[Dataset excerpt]
-*-*-

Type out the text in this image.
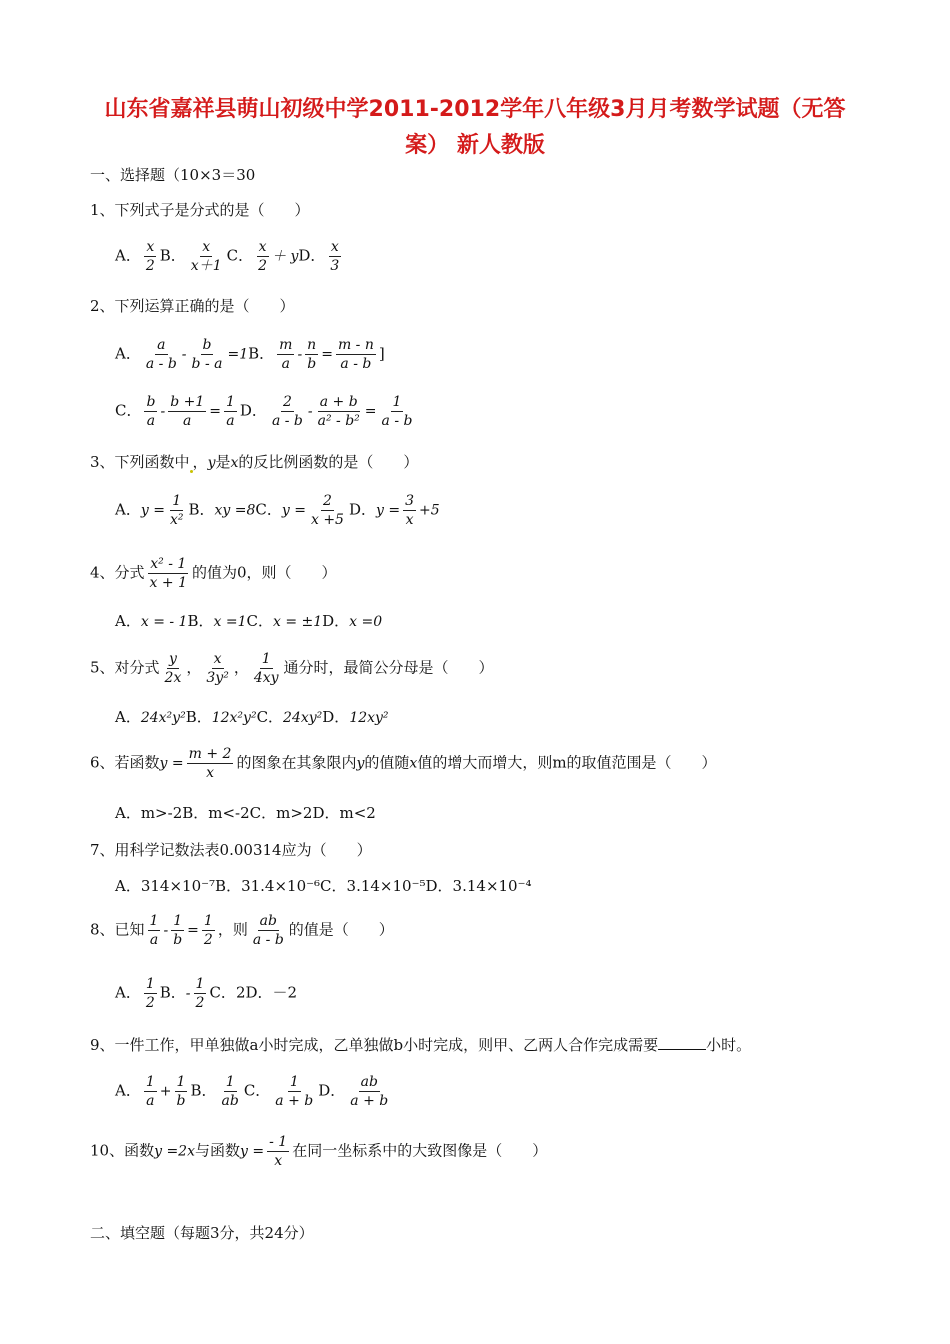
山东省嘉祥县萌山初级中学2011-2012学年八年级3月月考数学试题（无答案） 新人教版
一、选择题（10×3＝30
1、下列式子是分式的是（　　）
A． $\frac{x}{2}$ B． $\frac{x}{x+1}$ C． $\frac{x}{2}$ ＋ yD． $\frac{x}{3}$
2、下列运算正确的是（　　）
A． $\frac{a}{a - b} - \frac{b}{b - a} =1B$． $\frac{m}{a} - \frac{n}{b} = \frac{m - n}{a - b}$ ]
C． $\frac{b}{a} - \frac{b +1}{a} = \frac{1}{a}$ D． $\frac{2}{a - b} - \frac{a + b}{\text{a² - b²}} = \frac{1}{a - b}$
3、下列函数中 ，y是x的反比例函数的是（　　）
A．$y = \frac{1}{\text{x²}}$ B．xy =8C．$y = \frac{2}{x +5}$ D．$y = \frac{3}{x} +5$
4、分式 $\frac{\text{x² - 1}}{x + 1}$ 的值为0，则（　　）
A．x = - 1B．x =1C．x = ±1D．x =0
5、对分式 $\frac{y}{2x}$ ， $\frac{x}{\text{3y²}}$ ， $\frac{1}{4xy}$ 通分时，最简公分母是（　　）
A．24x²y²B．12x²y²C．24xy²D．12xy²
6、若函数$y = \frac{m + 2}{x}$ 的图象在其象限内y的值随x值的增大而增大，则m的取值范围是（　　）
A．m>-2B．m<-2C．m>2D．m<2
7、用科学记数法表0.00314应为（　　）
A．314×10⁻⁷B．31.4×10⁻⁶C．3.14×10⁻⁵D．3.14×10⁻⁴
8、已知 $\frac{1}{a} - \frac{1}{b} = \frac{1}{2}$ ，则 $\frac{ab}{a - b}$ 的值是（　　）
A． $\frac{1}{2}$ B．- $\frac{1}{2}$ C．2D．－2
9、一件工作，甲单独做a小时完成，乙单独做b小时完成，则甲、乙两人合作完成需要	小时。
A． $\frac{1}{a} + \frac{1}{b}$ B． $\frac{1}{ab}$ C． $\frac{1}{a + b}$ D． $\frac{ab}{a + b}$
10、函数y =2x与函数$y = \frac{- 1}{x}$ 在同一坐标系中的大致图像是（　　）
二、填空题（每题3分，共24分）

-*-*-

→ Requirements: Go through the records and pull out each line that includes the word "frac".

→ Exercise answer:
A． $\frac{x}{2}$ B． $\frac{x}{x+1}$ C． $\frac{x}{2}$ ＋ yD． $\frac{x}{3}$
A． $\frac{a}{a - b} - \frac{b}{b - a} =1B$． $\frac{m}{a} - \frac{n}{b} = \frac{m - n}{a - b}$ ]
C． $\frac{b}{a} - \frac{b +1}{a} = \frac{1}{a}$ D． $\frac{2}{a - b} - \frac{a + b}{\text{a² - b²}} = \frac{1}{a - b}$
A．$y = \frac{1}{\text{x²}}$ B．xy =8C．$y = \frac{2}{x +5}$ D．$y = \frac{3}{x} +5$
4、分式 $\frac{\text{x² - 1}}{x + 1}$ 的值为0，则（　　）
5、对分式 $\frac{y}{2x}$ ， $\frac{x}{\text{3y²}}$ ， $\frac{1}{4xy}$ 通分时，最简公分母是（　　）
6、若函数$y = \frac{m + 2}{x}$ 的图象在其象限内y的值随x值的增大而增大，则m的取值范围是（　　）
8、已知 $\frac{1}{a} - \frac{1}{b} = \frac{1}{2}$ ，则 $\frac{ab}{a - b}$ 的值是（　　）
A． $\frac{1}{2}$ B．- $\frac{1}{2}$ C．2D．－2
A． $\frac{1}{a} + \frac{1}{b}$ B． $\frac{1}{ab}$ C． $\frac{1}{a + b}$ D． $\frac{ab}{a + b}$
10、函数y =2x与函数$y = \frac{- 1}{x}$ 在同一坐标系中的大致图像是（　　）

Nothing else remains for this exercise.